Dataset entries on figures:
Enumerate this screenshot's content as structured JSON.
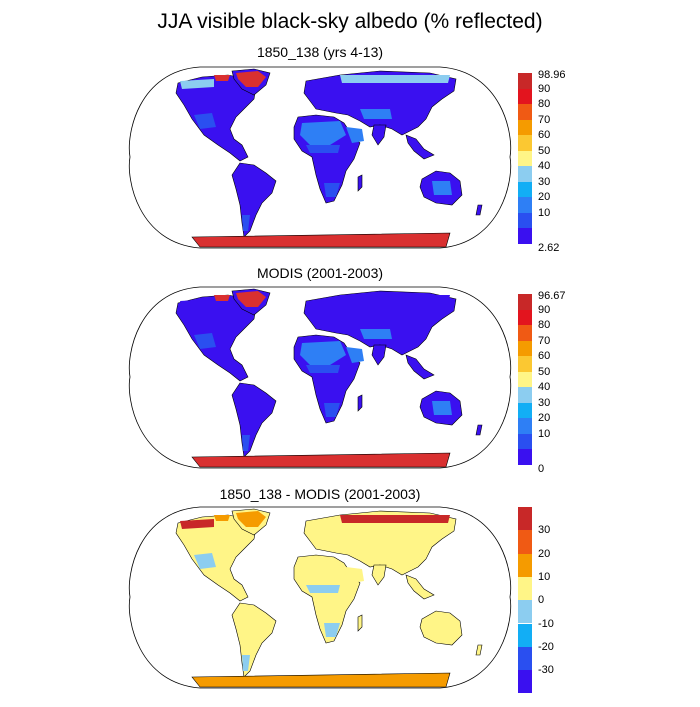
{
  "title": "JJA visible black-sky albedo (% reflected)",
  "panels": [
    {
      "title": "1850_138 (yrs 4-13)",
      "max_label": "98.96",
      "min_label": "2.62",
      "levels": [
        "90",
        "80",
        "70",
        "60",
        "50",
        "40",
        "30",
        "20",
        "10"
      ],
      "colors": [
        "#3a10f0",
        "#2a4ff0",
        "#2e7ff5",
        "#12aef5",
        "#8ccdf0",
        "#fff587",
        "#fbc832",
        "#f59b00",
        "#f05a14",
        "#e3141e",
        "#c82828"
      ],
      "map_colors": {
        "ocean": "#ffffff",
        "land": "#3a10f0",
        "arid": "#2e7ff5",
        "semiarid": "#2a4ff0",
        "ice": "#d93030",
        "northern_edge": "#8ccdf0"
      }
    },
    {
      "title": "MODIS (2001-2003)",
      "max_label": "96.67",
      "min_label": "0",
      "levels": [
        "90",
        "80",
        "70",
        "60",
        "50",
        "40",
        "30",
        "20",
        "10"
      ],
      "colors": [
        "#3a10f0",
        "#2a4ff0",
        "#2e7ff5",
        "#12aef5",
        "#8ccdf0",
        "#fff587",
        "#fbc832",
        "#f59b00",
        "#f05a14",
        "#e3141e",
        "#c82828"
      ],
      "map_colors": {
        "ocean": "#ffffff",
        "land": "#3a10f0",
        "arid": "#2e7ff5",
        "semiarid": "#2a4ff0",
        "ice": "#d93030",
        "northern_edge": "#3a10f0"
      }
    },
    {
      "title": "1850_138 - MODIS (2001-2003)",
      "levels": [
        "30",
        "20",
        "10",
        "0",
        "-10",
        "-20",
        "-30"
      ],
      "colors": [
        "#3a10f0",
        "#2a4ff0",
        "#12aef5",
        "#8ccdf0",
        "#fff587",
        "#f59b00",
        "#f05a14",
        "#c82828"
      ],
      "map_colors": {
        "ocean": "#ffffff",
        "land": "#fff587",
        "arid": "#fff587",
        "semiarid": "#8ccdf0",
        "ice": "#f59b00",
        "northern_edge": "#c82828"
      }
    }
  ]
}
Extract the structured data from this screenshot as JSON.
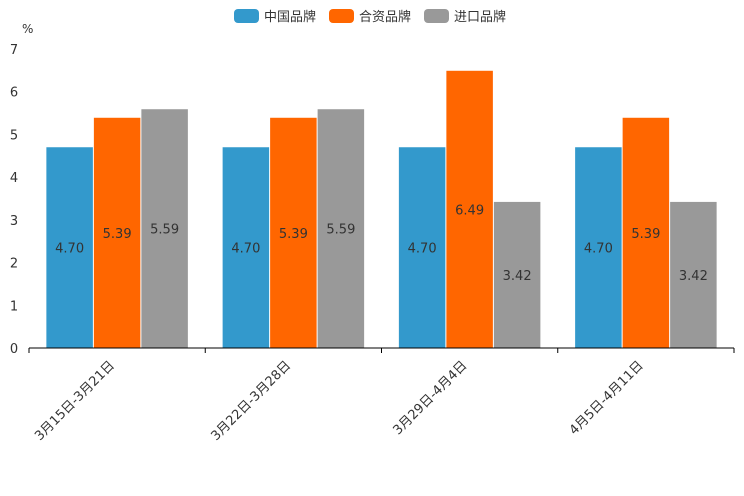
{
  "chart_data": {
    "type": "bar",
    "unit": "%",
    "categories": [
      "3月15日-3月21日",
      "3月22日-3月28日",
      "3月29日-4月4日",
      "4月5日-4月11日"
    ],
    "series": [
      {
        "name": "中国品牌",
        "color": "#3399cc",
        "values": [
          4.7,
          4.7,
          4.7,
          4.7
        ]
      },
      {
        "name": "合资品牌",
        "color": "#ff6600",
        "values": [
          5.39,
          5.39,
          6.49,
          5.39
        ]
      },
      {
        "name": "进口品牌",
        "color": "#999999",
        "values": [
          5.59,
          5.59,
          3.42,
          3.42
        ]
      }
    ],
    "data_labels": [
      [
        "4.70",
        "4.70",
        "4.70",
        "4.70"
      ],
      [
        "5.39",
        "5.39",
        "6.49",
        "5.39"
      ],
      [
        "5.59",
        "5.59",
        "3.42",
        "3.42"
      ]
    ],
    "ylim": [
      0,
      7
    ],
    "yticks": [
      "0",
      "1",
      "2",
      "3",
      "4",
      "5",
      "6",
      "7"
    ],
    "legend_position": "top-center",
    "grid": false
  }
}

Aim:
Set down the lines of the records above exactly, apart from the pictures.

Finished task:
Enumerate this screenshot's content as structured JSON.
{
  "title": "JJA visible black-sky albedo (% reflected)",
  "panels": [
    {
      "title": "1850_138 (yrs 4-13)",
      "max_label": "98.96",
      "min_label": "2.62",
      "levels": [
        "90",
        "80",
        "70",
        "60",
        "50",
        "40",
        "30",
        "20",
        "10"
      ],
      "colors": [
        "#3a10f0",
        "#2a4ff0",
        "#2e7ff5",
        "#12aef5",
        "#8ccdf0",
        "#fff587",
        "#fbc832",
        "#f59b00",
        "#f05a14",
        "#e3141e",
        "#c82828"
      ],
      "map_colors": {
        "ocean": "#ffffff",
        "land": "#3a10f0",
        "arid": "#2e7ff5",
        "semiarid": "#2a4ff0",
        "ice": "#d93030",
        "northern_edge": "#8ccdf0"
      }
    },
    {
      "title": "MODIS (2001-2003)",
      "max_label": "96.67",
      "min_label": "0",
      "levels": [
        "90",
        "80",
        "70",
        "60",
        "50",
        "40",
        "30",
        "20",
        "10"
      ],
      "colors": [
        "#3a10f0",
        "#2a4ff0",
        "#2e7ff5",
        "#12aef5",
        "#8ccdf0",
        "#fff587",
        "#fbc832",
        "#f59b00",
        "#f05a14",
        "#e3141e",
        "#c82828"
      ],
      "map_colors": {
        "ocean": "#ffffff",
        "land": "#3a10f0",
        "arid": "#2e7ff5",
        "semiarid": "#2a4ff0",
        "ice": "#d93030",
        "northern_edge": "#3a10f0"
      }
    },
    {
      "title": "1850_138 - MODIS (2001-2003)",
      "levels": [
        "30",
        "20",
        "10",
        "0",
        "-10",
        "-20",
        "-30"
      ],
      "colors": [
        "#3a10f0",
        "#2a4ff0",
        "#12aef5",
        "#8ccdf0",
        "#fff587",
        "#f59b00",
        "#f05a14",
        "#c82828"
      ],
      "map_colors": {
        "ocean": "#ffffff",
        "land": "#fff587",
        "arid": "#fff587",
        "semiarid": "#8ccdf0",
        "ice": "#f59b00",
        "northern_edge": "#c82828"
      }
    }
  ]
}
Extract the structured data from this screenshot as JSON.
{
  "chart_data": {
    "type": "bar",
    "unit": "%",
    "categories": [
      "3月15日-3月21日",
      "3月22日-3月28日",
      "3月29日-4月4日",
      "4月5日-4月11日"
    ],
    "series": [
      {
        "name": "中国品牌",
        "color": "#3399cc",
        "values": [
          4.7,
          4.7,
          4.7,
          4.7
        ]
      },
      {
        "name": "合资品牌",
        "color": "#ff6600",
        "values": [
          5.39,
          5.39,
          6.49,
          5.39
        ]
      },
      {
        "name": "进口品牌",
        "color": "#999999",
        "values": [
          5.59,
          5.59,
          3.42,
          3.42
        ]
      }
    ],
    "data_labels": [
      [
        "4.70",
        "4.70",
        "4.70",
        "4.70"
      ],
      [
        "5.39",
        "5.39",
        "6.49",
        "5.39"
      ],
      [
        "5.59",
        "5.59",
        "3.42",
        "3.42"
      ]
    ],
    "ylim": [
      0,
      7
    ],
    "yticks": [
      "0",
      "1",
      "2",
      "3",
      "4",
      "5",
      "6",
      "7"
    ],
    "legend_position": "top-center",
    "grid": false
  }
}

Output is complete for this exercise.